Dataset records
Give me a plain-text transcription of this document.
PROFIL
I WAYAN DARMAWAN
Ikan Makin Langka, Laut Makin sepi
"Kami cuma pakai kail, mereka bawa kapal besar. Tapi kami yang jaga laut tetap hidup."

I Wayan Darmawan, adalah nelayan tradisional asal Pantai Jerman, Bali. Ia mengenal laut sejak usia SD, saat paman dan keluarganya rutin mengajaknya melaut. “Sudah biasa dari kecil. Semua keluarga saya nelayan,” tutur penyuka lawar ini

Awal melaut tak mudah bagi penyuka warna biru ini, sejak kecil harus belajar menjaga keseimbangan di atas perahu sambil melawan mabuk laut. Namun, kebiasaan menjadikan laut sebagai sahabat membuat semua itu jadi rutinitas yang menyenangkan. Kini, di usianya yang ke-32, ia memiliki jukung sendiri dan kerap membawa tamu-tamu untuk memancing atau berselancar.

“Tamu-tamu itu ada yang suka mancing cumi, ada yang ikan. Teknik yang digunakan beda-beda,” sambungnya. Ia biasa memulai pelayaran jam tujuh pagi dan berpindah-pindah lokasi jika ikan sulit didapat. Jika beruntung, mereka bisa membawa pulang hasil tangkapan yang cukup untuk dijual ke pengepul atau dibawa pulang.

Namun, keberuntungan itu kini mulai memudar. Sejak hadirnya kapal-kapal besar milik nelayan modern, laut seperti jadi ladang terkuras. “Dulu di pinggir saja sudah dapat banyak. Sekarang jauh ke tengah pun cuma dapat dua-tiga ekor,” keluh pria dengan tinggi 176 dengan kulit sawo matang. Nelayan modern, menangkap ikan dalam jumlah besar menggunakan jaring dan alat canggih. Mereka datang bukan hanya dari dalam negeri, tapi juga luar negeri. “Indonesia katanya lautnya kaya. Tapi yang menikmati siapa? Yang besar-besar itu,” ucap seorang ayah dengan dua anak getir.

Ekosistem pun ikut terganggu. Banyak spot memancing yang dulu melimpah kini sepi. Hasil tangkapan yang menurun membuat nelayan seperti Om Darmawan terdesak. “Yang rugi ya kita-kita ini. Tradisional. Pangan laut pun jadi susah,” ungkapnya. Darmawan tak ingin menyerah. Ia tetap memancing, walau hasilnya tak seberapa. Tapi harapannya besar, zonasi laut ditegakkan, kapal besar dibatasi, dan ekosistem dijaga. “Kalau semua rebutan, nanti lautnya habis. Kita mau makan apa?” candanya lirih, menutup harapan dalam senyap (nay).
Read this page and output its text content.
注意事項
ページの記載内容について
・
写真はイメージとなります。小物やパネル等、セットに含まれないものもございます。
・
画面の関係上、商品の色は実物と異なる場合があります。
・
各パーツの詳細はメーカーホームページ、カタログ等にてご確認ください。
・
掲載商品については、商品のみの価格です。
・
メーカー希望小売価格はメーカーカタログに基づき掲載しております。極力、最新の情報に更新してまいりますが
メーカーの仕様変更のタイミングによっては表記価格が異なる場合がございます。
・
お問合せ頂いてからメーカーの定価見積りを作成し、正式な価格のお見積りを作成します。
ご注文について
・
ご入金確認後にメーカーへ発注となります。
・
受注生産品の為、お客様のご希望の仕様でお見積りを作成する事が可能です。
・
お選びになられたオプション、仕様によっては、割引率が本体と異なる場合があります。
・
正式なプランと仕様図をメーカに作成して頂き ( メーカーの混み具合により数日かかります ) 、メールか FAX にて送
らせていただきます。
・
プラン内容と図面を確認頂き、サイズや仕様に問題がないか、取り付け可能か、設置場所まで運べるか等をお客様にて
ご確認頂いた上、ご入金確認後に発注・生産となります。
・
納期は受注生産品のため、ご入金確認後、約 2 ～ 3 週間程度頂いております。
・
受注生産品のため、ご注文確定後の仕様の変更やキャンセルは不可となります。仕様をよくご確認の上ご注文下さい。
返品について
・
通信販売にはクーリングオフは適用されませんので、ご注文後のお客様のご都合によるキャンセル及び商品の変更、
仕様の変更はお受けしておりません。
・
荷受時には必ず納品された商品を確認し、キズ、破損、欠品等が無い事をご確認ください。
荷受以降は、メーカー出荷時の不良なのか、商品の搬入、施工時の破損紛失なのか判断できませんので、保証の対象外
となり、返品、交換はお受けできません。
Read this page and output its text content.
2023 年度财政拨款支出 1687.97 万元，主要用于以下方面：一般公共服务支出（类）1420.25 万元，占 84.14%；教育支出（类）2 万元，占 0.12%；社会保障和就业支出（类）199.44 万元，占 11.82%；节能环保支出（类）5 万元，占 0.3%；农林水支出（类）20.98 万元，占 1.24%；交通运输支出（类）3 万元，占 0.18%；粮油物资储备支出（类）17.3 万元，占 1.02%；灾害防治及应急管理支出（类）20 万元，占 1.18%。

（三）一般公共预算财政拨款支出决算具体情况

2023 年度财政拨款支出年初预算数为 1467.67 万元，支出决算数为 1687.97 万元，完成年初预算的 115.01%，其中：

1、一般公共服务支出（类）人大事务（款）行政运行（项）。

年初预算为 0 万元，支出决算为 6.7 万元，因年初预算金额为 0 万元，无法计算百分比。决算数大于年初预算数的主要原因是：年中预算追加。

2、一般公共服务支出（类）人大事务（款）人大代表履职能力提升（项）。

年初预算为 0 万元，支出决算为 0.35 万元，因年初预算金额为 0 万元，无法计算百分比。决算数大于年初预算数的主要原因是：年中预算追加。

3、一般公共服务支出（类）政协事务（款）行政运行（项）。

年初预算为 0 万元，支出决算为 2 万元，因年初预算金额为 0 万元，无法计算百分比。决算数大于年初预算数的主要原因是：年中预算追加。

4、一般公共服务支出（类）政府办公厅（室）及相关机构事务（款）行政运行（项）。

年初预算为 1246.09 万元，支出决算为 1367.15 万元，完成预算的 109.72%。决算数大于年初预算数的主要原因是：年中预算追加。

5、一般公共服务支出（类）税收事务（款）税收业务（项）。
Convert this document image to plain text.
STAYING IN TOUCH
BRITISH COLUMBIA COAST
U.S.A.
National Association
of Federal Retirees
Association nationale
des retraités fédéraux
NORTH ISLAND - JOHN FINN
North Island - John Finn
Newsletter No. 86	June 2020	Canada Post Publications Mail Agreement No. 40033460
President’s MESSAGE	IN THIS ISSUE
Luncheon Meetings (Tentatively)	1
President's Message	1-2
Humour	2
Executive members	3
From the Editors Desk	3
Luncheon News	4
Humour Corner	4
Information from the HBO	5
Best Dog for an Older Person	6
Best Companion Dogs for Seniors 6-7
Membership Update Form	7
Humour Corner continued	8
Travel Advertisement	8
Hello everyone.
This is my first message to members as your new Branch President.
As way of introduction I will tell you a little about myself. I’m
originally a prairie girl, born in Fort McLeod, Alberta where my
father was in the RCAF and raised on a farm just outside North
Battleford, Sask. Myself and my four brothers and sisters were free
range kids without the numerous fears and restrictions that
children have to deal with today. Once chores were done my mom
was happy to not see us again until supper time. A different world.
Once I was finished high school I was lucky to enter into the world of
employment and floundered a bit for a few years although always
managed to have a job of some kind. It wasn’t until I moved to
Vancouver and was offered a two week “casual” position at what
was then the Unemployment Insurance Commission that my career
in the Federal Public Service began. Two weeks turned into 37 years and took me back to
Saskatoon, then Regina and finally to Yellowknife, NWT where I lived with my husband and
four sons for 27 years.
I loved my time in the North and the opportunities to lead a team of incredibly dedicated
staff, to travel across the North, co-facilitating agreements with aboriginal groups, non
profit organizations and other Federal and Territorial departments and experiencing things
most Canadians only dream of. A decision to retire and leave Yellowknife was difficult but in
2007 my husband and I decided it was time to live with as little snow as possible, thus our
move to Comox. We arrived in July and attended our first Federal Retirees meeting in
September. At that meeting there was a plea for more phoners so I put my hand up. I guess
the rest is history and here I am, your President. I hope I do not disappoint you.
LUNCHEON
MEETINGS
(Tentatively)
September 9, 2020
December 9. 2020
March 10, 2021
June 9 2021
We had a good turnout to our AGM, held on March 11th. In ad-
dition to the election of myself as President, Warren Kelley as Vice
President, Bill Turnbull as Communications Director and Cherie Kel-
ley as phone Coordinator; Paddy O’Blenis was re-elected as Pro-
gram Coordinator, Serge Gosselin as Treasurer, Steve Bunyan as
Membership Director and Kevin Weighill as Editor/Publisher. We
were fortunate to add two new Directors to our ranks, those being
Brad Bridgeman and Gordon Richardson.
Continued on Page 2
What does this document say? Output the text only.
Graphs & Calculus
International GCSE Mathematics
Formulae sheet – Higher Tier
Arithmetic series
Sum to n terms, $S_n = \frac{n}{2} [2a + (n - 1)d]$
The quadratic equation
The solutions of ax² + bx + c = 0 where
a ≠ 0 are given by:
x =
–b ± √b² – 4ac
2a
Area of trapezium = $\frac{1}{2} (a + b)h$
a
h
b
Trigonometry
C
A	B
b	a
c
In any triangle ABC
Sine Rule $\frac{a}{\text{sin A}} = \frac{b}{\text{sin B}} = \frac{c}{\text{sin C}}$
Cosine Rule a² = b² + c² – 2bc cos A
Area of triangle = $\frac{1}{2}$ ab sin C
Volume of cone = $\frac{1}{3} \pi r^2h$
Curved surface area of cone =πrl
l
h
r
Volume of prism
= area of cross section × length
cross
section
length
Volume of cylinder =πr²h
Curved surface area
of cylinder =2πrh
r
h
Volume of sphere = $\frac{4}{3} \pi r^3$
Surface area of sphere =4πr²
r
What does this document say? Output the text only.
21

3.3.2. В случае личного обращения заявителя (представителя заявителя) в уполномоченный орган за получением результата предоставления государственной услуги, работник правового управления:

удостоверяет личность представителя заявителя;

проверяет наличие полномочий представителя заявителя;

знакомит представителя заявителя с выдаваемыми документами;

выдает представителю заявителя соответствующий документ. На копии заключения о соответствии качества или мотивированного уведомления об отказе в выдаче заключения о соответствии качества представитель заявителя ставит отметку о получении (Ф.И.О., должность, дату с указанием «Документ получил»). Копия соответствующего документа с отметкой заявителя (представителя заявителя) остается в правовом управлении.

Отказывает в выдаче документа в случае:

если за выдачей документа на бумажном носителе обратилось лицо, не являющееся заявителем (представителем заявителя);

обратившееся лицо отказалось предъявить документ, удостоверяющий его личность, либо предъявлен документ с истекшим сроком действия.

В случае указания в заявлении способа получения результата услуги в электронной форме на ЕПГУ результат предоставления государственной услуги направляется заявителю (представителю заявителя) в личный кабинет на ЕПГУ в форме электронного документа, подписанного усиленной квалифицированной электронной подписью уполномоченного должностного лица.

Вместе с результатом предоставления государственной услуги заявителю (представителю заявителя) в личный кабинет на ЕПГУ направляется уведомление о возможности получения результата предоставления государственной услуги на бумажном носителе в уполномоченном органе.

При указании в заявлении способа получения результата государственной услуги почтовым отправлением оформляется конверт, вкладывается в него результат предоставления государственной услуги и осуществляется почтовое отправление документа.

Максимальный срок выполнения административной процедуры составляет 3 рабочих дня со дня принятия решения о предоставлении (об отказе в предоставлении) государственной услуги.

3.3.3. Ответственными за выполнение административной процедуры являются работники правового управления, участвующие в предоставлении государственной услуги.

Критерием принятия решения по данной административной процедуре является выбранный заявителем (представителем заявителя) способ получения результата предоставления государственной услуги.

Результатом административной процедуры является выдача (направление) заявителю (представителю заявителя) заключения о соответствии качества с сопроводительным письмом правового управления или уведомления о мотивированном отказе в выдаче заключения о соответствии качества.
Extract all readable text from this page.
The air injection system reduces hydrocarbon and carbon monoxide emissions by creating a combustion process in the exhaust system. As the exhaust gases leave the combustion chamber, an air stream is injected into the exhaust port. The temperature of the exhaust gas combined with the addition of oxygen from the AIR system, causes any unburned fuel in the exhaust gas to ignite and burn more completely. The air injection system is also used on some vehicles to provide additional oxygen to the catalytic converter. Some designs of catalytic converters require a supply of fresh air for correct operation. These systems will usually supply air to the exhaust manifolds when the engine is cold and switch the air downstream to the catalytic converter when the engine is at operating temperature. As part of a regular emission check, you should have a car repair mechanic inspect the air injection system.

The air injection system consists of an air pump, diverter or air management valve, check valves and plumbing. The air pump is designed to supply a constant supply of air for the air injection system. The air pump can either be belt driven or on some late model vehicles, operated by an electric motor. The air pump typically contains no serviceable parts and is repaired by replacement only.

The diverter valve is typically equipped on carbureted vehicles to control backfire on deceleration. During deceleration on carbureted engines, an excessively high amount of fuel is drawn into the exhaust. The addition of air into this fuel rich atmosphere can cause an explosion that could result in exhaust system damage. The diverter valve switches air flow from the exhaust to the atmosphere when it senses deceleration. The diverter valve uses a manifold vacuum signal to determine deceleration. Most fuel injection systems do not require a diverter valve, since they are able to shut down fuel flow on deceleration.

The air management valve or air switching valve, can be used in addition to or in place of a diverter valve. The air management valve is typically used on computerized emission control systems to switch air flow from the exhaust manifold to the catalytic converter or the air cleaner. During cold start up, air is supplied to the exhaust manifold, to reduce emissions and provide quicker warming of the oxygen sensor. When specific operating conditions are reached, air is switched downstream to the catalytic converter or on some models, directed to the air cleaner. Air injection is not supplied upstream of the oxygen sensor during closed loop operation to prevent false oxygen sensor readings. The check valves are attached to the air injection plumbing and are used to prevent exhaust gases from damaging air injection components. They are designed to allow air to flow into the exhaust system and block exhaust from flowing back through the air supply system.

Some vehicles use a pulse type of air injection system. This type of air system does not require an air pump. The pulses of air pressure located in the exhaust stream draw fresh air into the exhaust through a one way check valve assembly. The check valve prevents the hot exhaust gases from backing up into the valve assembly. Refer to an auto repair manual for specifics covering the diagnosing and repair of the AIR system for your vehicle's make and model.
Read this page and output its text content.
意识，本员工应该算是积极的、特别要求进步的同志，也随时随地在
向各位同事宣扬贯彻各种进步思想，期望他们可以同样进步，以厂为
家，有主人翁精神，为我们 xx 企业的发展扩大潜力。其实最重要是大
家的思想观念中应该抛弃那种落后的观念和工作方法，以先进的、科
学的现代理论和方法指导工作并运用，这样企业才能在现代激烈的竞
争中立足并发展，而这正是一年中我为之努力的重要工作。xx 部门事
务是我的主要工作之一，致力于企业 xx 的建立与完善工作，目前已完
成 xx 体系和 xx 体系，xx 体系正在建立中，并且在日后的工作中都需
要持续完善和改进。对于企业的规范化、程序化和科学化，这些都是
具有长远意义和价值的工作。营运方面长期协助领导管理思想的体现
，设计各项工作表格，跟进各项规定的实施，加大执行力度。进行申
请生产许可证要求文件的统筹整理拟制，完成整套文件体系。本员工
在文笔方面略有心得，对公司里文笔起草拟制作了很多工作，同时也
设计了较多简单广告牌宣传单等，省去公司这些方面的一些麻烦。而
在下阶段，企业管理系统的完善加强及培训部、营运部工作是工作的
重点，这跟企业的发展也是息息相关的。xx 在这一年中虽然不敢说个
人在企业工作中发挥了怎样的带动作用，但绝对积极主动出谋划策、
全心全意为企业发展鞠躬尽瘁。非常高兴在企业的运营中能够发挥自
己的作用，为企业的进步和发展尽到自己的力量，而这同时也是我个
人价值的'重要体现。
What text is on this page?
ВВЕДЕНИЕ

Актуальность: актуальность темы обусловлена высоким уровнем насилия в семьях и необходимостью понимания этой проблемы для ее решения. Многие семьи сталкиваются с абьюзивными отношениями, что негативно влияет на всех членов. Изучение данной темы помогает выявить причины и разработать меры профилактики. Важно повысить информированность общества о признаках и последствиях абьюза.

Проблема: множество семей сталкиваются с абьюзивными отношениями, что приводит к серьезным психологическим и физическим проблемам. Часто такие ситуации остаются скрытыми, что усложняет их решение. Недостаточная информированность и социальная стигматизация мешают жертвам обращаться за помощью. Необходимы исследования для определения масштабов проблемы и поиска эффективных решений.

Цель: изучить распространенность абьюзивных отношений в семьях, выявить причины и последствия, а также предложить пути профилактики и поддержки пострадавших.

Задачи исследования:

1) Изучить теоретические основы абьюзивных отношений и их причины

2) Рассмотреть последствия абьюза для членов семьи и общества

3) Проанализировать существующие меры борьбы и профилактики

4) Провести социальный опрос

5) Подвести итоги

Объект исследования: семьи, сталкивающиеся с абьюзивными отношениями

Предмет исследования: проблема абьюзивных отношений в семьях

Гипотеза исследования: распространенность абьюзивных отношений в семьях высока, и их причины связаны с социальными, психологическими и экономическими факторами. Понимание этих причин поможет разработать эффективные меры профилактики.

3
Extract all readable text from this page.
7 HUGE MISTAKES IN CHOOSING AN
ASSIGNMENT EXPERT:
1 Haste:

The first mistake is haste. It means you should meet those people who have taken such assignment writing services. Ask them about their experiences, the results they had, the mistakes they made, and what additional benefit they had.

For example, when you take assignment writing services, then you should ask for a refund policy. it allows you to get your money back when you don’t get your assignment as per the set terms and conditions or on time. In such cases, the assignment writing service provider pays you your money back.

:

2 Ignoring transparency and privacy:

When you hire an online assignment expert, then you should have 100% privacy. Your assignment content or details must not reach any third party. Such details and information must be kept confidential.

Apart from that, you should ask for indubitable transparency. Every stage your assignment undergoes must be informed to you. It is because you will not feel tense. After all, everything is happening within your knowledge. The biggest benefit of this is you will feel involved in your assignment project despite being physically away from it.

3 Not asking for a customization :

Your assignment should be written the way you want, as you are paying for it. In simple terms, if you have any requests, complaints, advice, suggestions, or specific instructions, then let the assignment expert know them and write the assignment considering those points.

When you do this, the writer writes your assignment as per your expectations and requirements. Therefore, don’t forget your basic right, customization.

:: GIVEN TASK ::
Copy out each line of the entries that holds "абьюза".

:: WORKED ANSWER ::
Актуальность: актуальность темы обусловлена высоким уровнем насилия в семьях и необходимостью понимания этой проблемы для ее решения. Многие семьи сталкиваются с абьюзивными отношениями, что негативно влияет на всех членов. Изучение данной темы помогает выявить причины и разработать меры профилактики. Важно повысить информированность общества о признаках и последствиях абьюза.
2) Рассмотреть последствия абьюза для членов семьи и общества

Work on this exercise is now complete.